**WHAT IS EXPECTED**
Leave out the pictures; transcribe all else exactly.

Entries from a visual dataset
------------------------
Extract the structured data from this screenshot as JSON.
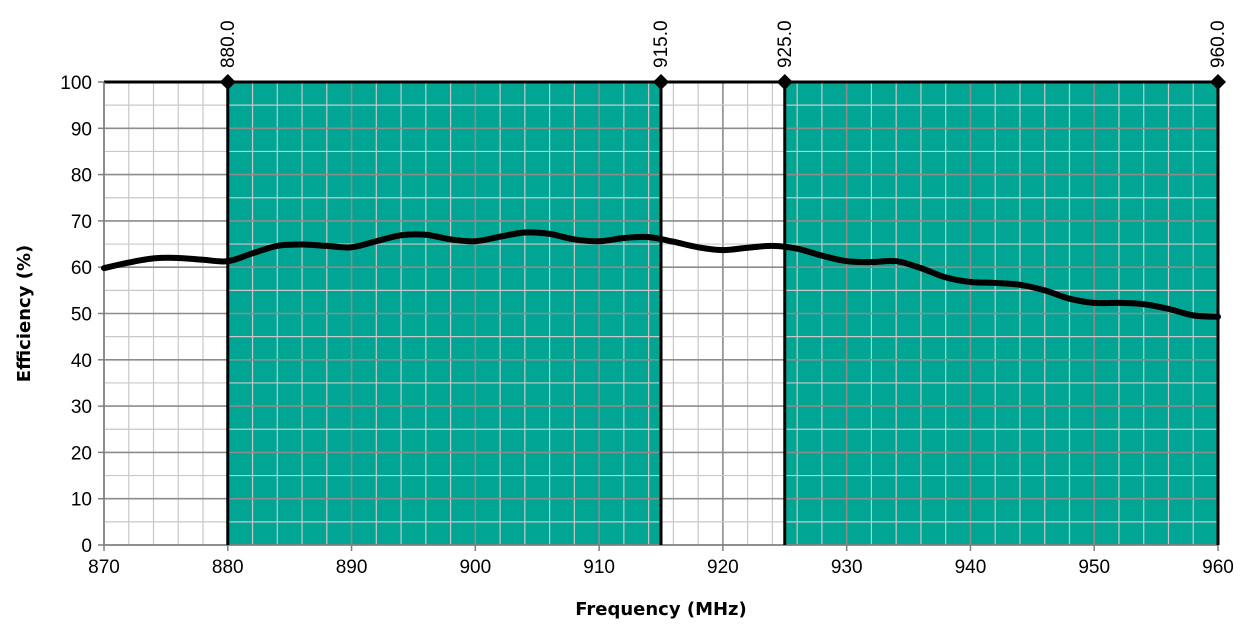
{
  "chart_data": {
    "type": "line",
    "xlabel": "Frequency (MHz)",
    "ylabel": "Efficiency (%)",
    "xlim": [
      870,
      960
    ],
    "ylim": [
      0,
      100
    ],
    "x_ticks": [
      870,
      880,
      890,
      900,
      910,
      920,
      930,
      940,
      950,
      960
    ],
    "y_ticks": [
      0,
      10,
      20,
      30,
      40,
      50,
      60,
      70,
      80,
      90,
      100
    ],
    "grid": true,
    "band_color": "#00A693",
    "line_color": "#000000",
    "bands": [
      {
        "start": 880,
        "end": 915
      },
      {
        "start": 925,
        "end": 960
      }
    ],
    "markers": [
      {
        "x": 880,
        "label": "880.0"
      },
      {
        "x": 915,
        "label": "915.0"
      },
      {
        "x": 925,
        "label": "925.0"
      },
      {
        "x": 960,
        "label": "960.0"
      }
    ],
    "series": [
      {
        "x": [
          870,
          872,
          874,
          876,
          878,
          880,
          882,
          884,
          886,
          888,
          890,
          892,
          894,
          896,
          898,
          900,
          902,
          904,
          906,
          908,
          910,
          912,
          914,
          916,
          918,
          920,
          922,
          924,
          926,
          928,
          930,
          932,
          934,
          936,
          938,
          940,
          942,
          944,
          946,
          948,
          950,
          952,
          954,
          956,
          958,
          960
        ],
        "y": [
          59.8,
          61.0,
          61.9,
          62.0,
          61.6,
          61.3,
          63.0,
          64.6,
          64.9,
          64.6,
          64.3,
          65.6,
          66.9,
          67.0,
          66.0,
          65.6,
          66.6,
          67.5,
          67.2,
          66.0,
          65.6,
          66.3,
          66.5,
          65.5,
          64.3,
          63.7,
          64.2,
          64.6,
          64.0,
          62.5,
          61.3,
          61.1,
          61.3,
          59.8,
          57.8,
          56.8,
          56.6,
          56.2,
          55.0,
          53.2,
          52.3,
          52.3,
          52.0,
          51.0,
          49.6,
          49.3
        ]
      }
    ]
  }
}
------------------------
**RESPONSE TO THIS EXERCISE**
Extract the structured data from this screenshot as JSON.
{
  "chart_data": {
    "type": "line",
    "xlabel": "Frequency (MHz)",
    "ylabel": "Efficiency (%)",
    "xlim": [
      870,
      960
    ],
    "ylim": [
      0,
      100
    ],
    "x_ticks": [
      870,
      880,
      890,
      900,
      910,
      920,
      930,
      940,
      950,
      960
    ],
    "y_ticks": [
      0,
      10,
      20,
      30,
      40,
      50,
      60,
      70,
      80,
      90,
      100
    ],
    "grid": true,
    "band_color": "#00A693",
    "line_color": "#000000",
    "bands": [
      {
        "start": 880,
        "end": 915
      },
      {
        "start": 925,
        "end": 960
      }
    ],
    "markers": [
      {
        "x": 880,
        "label": "880.0"
      },
      {
        "x": 915,
        "label": "915.0"
      },
      {
        "x": 925,
        "label": "925.0"
      },
      {
        "x": 960,
        "label": "960.0"
      }
    ],
    "series": [
      {
        "x": [
          870,
          872,
          874,
          876,
          878,
          880,
          882,
          884,
          886,
          888,
          890,
          892,
          894,
          896,
          898,
          900,
          902,
          904,
          906,
          908,
          910,
          912,
          914,
          916,
          918,
          920,
          922,
          924,
          926,
          928,
          930,
          932,
          934,
          936,
          938,
          940,
          942,
          944,
          946,
          948,
          950,
          952,
          954,
          956,
          958,
          960
        ],
        "y": [
          59.8,
          61.0,
          61.9,
          62.0,
          61.6,
          61.3,
          63.0,
          64.6,
          64.9,
          64.6,
          64.3,
          65.6,
          66.9,
          67.0,
          66.0,
          65.6,
          66.6,
          67.5,
          67.2,
          66.0,
          65.6,
          66.3,
          66.5,
          65.5,
          64.3,
          63.7,
          64.2,
          64.6,
          64.0,
          62.5,
          61.3,
          61.1,
          61.3,
          59.8,
          57.8,
          56.8,
          56.6,
          56.2,
          55.0,
          53.2,
          52.3,
          52.3,
          52.0,
          51.0,
          49.6,
          49.3
        ]
      }
    ]
  }
}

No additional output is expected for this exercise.